Stated task » Reproduce the material exactly, omitting nothing.
-- START Given data --
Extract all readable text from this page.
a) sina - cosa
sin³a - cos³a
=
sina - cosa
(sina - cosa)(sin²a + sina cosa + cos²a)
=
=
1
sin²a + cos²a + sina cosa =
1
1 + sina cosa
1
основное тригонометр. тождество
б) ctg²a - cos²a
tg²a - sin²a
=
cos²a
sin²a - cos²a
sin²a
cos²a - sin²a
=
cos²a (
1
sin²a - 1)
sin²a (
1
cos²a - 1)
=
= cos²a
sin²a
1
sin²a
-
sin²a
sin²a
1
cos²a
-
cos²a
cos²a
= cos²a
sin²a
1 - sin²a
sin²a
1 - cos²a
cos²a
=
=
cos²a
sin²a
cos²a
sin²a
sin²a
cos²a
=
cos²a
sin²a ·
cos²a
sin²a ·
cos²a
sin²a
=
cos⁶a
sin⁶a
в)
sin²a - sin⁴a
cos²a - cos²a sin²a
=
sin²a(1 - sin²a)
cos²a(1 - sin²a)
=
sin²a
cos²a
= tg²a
-- END Given data --
Reply »
Extract all readable text from this page.
a) sina - cosa
sin³a - cos³a
=
sina - cosa
(sina - cosa)(sin²a + sina cosa + cos²a)
=
=
1
sin²a + cos²a + sina cosa =
1
1 + sina cosa
1
основное тригонометр. тождество
б) ctg²a - cos²a
tg²a - sin²a
=
cos²a
sin²a - cos²a
sin²a
cos²a - sin²a
=
cos²a (
1
sin²a - 1)
sin²a (
1
cos²a - 1)
=
= cos²a
sin²a
1
sin²a
-
sin²a
sin²a
1
cos²a
-
cos²a
cos²a
= cos²a
sin²a
1 - sin²a
sin²a
1 - cos²a
cos²a
=
=
cos²a
sin²a
cos²a
sin²a
sin²a
cos²a
=
cos²a
sin²a ·
cos²a
sin²a ·
cos²a
sin²a
=
cos⁶a
sin⁶a
в)
sin²a - sin⁴a
cos²a - cos²a sin²a
=
sin²a(1 - sin²a)
cos²a(1 - sin²a)
=
sin²a
cos²a
= tg²a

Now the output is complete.